--- Work to complete ---
In the listing below, find every line containing "points" and copy it out.
%%
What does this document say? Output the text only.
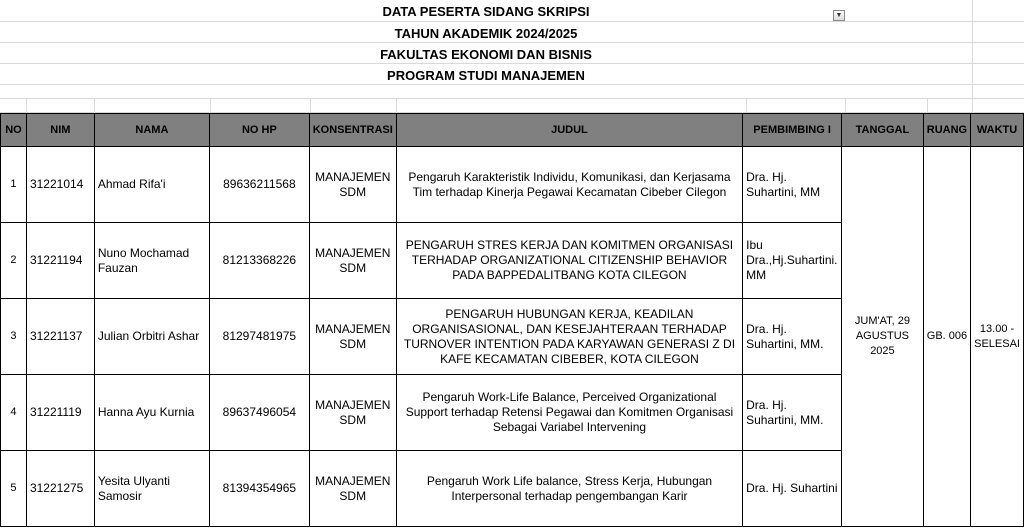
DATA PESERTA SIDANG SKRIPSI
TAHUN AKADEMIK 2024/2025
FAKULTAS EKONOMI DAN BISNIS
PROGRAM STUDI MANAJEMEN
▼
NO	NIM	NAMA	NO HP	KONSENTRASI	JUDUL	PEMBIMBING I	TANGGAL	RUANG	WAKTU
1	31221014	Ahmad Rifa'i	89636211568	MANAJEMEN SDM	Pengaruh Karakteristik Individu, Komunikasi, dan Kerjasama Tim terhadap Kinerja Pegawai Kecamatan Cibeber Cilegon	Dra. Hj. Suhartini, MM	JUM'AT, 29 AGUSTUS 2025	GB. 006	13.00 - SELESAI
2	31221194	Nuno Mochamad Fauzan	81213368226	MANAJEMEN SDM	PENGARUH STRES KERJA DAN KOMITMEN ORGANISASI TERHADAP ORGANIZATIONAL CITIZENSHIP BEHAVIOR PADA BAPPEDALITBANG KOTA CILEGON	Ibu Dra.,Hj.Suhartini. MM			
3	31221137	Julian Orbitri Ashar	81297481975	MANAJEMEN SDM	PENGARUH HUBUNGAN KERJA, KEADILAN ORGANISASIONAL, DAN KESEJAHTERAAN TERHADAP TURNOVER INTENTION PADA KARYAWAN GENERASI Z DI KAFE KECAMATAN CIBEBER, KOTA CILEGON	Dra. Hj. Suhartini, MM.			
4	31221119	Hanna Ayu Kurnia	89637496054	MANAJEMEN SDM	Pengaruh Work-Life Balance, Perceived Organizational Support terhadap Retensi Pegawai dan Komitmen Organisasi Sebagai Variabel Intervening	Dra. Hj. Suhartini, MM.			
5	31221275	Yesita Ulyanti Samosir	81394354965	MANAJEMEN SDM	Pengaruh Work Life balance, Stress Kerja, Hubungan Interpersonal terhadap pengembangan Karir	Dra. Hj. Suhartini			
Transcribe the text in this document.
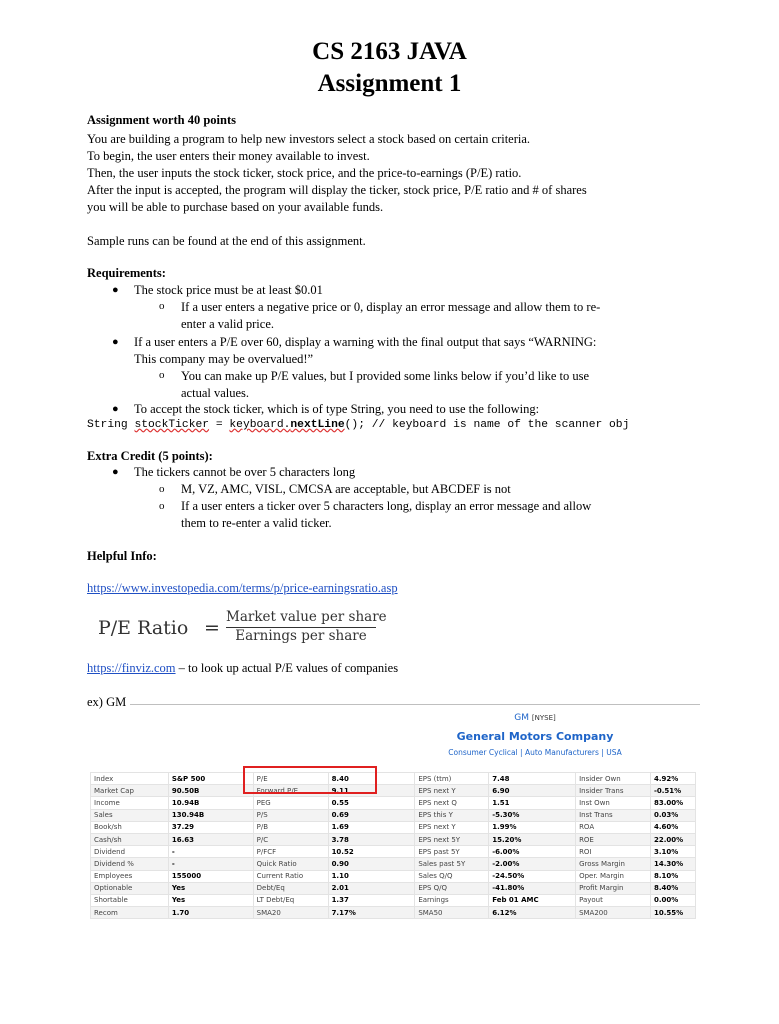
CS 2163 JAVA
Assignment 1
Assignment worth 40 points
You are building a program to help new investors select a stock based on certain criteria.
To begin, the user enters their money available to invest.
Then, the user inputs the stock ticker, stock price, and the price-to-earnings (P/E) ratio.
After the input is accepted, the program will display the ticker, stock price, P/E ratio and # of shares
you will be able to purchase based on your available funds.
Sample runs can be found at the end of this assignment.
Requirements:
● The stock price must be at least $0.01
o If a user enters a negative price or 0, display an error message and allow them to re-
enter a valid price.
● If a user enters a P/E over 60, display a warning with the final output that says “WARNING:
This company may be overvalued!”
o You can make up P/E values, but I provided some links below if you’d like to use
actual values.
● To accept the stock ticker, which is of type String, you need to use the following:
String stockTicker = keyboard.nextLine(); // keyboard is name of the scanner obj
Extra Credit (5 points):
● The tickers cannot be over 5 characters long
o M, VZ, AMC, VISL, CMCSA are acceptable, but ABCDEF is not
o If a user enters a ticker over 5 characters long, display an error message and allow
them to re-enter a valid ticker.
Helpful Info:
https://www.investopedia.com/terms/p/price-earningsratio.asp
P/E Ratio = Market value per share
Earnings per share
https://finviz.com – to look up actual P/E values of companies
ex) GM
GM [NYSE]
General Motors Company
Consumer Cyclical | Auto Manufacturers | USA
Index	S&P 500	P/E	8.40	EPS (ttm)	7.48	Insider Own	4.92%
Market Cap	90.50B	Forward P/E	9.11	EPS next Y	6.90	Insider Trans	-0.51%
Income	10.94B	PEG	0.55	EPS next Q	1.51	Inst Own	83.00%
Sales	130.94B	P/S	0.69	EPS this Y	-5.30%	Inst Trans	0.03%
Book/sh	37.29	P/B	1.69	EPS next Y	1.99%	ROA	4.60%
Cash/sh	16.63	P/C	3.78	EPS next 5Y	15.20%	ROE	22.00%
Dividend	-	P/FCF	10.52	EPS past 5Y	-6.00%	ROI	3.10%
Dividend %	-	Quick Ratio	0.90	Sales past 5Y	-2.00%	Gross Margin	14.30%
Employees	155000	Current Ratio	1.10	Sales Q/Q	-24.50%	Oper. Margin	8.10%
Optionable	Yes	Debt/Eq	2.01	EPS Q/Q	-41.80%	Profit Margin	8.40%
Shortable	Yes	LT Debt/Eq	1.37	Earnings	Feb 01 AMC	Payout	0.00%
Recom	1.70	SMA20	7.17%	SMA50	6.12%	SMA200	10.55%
%%
--- Exercise result ---
Assignment worth 40 points
Extra Credit (5 points):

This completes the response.